- ESTRATTO DEL DOCUMENTO -
Il significato del dipinto è illustrato dal lungo titolo: L'atelier del pittore, allegoria reale che determina
una fase di sette anni della mia vita artistica e morale. Il sottotitolo dell'opera dà la misura
dell'ambizioso e un po' enigmatico proposito del pittore. "È il mondo che viene a farsi dipingere da
me" precisa Courbet.
É una tela di grandi dimensioni, che rappresenta l'insieme di tutti i suoi ideali artistici oltre che umani.
Sul quadro esiste una lettura, scritta da Courbet all'amico Champfleury, nella quale il pittore parla dei
personaggi e dei significati della composizione.
Al centro della tela è l'artista, Courbet, intento a dipingere un paesaggio della sua terra natale e
benevolmente assistito nel suo lavoro da una figura femminile (la sua musa) che simboleggia
l'energia creatrice e la Verità che l'artista vede nuda e innocente, nuda come la musa stessa, e
innocente, come il bambino intento a osservare la tela. Un gatto completa le figure bene auguranti di
cui è attorniato l'artista.

- ATTIVITÀ 1 -
Nel brano sul dipinto di Courbet, che cosa sta dipingendo l'artista al centro della tela?
- ATTIVITÀ 2 -
Estrai senza modifiche dal brano sul dipinto di Courbet la parte che si apre con le parole "Il significato del" e si chiude con "oltre che umani.".

Dati di analisi strutturata della pagina
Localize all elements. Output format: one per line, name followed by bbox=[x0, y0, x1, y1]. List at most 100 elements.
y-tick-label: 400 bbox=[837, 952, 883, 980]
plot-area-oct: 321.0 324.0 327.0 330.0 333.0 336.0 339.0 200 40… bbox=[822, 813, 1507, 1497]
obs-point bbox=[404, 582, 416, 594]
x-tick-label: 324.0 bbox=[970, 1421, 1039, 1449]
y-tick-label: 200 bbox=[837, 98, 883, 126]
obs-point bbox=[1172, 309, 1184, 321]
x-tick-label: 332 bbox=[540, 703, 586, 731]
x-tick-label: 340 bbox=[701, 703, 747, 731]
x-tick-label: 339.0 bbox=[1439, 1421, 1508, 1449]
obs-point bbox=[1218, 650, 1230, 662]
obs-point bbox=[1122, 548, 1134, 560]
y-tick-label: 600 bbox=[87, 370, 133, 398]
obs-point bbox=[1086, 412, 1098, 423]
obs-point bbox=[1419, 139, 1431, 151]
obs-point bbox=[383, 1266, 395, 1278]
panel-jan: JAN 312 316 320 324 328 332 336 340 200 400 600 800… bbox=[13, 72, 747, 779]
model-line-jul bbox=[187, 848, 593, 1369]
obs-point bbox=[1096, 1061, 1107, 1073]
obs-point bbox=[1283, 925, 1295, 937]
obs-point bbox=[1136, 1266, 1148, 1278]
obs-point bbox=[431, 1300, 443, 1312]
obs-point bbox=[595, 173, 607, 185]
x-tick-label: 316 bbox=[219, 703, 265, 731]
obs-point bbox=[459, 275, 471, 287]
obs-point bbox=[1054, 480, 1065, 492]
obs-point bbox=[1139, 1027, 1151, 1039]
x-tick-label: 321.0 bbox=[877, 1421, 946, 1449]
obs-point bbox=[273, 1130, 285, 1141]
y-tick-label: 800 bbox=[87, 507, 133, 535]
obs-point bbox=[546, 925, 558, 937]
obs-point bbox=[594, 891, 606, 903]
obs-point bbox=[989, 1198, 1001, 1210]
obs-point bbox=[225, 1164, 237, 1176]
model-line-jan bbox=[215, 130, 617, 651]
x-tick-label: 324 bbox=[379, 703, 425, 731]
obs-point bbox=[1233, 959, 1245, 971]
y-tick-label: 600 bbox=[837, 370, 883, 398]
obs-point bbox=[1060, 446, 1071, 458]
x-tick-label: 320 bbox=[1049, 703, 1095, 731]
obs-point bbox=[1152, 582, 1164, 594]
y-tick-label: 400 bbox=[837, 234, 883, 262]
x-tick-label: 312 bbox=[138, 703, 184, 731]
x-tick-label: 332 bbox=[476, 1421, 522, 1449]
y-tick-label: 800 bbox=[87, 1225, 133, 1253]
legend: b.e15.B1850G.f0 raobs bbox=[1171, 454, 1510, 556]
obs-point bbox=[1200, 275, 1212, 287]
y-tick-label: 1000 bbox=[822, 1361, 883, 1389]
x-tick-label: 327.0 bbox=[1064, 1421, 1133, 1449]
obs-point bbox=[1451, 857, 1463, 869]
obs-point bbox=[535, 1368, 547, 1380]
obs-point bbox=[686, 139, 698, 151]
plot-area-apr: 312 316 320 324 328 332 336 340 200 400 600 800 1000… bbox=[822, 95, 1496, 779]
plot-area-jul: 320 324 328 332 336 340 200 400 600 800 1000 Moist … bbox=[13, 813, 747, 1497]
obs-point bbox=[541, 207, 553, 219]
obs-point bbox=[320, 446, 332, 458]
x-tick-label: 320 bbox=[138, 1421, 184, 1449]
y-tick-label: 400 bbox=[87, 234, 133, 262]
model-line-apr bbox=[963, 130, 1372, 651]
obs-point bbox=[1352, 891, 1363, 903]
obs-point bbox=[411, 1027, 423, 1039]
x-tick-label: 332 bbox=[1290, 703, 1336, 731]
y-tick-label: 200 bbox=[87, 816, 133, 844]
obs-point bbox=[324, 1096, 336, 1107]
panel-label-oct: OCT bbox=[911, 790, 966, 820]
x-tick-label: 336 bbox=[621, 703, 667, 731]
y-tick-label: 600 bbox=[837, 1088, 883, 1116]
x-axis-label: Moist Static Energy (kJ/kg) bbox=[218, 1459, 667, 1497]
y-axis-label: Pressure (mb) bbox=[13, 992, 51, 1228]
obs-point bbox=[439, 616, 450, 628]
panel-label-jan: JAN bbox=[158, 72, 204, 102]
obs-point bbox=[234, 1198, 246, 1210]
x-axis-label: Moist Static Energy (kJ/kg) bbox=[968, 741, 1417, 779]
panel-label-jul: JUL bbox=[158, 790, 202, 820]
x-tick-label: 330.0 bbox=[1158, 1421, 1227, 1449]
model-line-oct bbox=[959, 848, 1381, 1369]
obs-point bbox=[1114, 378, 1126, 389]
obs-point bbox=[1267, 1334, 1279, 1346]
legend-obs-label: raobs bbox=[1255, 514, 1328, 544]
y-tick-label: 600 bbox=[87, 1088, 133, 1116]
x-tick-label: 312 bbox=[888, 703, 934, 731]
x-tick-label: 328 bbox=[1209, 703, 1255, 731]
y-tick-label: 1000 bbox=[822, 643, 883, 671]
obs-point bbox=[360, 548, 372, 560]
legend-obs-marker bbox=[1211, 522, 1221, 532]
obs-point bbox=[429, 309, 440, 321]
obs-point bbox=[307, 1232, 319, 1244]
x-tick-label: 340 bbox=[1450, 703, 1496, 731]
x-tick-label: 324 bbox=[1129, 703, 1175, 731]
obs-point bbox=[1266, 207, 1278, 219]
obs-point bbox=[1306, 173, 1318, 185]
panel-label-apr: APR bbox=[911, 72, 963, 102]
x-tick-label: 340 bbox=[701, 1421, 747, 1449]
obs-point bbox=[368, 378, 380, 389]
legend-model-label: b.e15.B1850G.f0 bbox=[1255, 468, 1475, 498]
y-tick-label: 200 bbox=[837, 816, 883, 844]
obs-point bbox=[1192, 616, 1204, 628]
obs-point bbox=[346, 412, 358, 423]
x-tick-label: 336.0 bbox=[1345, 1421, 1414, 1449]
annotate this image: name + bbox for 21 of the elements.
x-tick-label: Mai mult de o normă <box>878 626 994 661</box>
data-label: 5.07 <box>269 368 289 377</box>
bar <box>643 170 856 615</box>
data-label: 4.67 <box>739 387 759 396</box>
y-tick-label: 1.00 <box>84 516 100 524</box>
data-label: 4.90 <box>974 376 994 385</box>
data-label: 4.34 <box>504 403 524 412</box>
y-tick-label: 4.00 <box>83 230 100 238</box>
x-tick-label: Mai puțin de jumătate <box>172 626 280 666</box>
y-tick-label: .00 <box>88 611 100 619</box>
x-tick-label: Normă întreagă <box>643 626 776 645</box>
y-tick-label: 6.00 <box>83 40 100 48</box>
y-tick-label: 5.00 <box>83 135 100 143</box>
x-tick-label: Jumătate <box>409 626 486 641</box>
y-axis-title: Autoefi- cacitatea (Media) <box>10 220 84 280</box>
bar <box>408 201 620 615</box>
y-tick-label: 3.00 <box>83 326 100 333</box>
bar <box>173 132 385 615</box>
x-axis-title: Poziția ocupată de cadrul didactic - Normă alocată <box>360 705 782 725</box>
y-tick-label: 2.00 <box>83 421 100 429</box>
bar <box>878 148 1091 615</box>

- SPAZIO RISPOSTA 1 -
Un paesaggio della sua terra natale.

- SPAZIO RISPOSTA 2 -
Il significato del dipinto è illustrato dal lungo titolo: L'atelier del pittore, allegoria reale che determina
una fase di sette anni della mia vita artistica e morale. Il sottotitolo dell'opera dà la misura
dell'ambizioso e un po' enigmatico proposito del pittore. "È il mondo che viene a farsi dipingere da
me" precisa Courbet.
É una tela di grandi dimensioni, che rappresenta l'insieme di tutti i suoi ideali artistici oltre che umani.